— BEGIN —
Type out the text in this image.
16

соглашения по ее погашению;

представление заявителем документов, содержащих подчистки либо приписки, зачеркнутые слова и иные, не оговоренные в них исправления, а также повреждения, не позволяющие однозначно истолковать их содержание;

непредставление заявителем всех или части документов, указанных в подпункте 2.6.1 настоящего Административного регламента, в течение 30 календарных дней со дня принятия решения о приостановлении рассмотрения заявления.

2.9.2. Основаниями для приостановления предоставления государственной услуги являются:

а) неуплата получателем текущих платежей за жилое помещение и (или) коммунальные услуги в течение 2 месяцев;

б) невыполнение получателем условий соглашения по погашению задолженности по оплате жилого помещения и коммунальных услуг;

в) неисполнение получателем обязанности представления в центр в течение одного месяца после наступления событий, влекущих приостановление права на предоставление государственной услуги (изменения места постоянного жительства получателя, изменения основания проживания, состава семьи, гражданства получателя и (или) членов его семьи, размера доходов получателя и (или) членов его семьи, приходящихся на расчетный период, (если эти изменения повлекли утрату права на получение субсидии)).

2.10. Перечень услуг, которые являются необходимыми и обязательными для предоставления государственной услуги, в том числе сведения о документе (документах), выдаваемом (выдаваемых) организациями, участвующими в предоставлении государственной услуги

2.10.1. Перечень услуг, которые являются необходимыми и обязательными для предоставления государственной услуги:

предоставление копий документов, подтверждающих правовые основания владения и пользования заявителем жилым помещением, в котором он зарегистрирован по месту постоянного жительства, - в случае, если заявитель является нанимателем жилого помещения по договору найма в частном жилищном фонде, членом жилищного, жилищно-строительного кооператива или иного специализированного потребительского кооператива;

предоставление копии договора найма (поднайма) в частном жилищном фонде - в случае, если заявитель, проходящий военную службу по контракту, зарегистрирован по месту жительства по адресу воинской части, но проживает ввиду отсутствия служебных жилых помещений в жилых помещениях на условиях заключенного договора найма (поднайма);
— END —
## [Written request]
Show every line where the string "жилого" appears.

## [Answer in full]
б) невыполнение получателем условий соглашения по погашению задолженности по оплате жилого помещения и коммунальных услуг;
предоставление копий документов, подтверждающих правовые основания владения и пользования заявителем жилым помещением, в котором он зарегистрирован по месту постоянного жительства, - в случае, если заявитель является нанимателем жилого помещения по договору найма в частном жилищном фонде, членом жилищного, жилищно-строительного кооператива или иного специализированного потребительского кооператива;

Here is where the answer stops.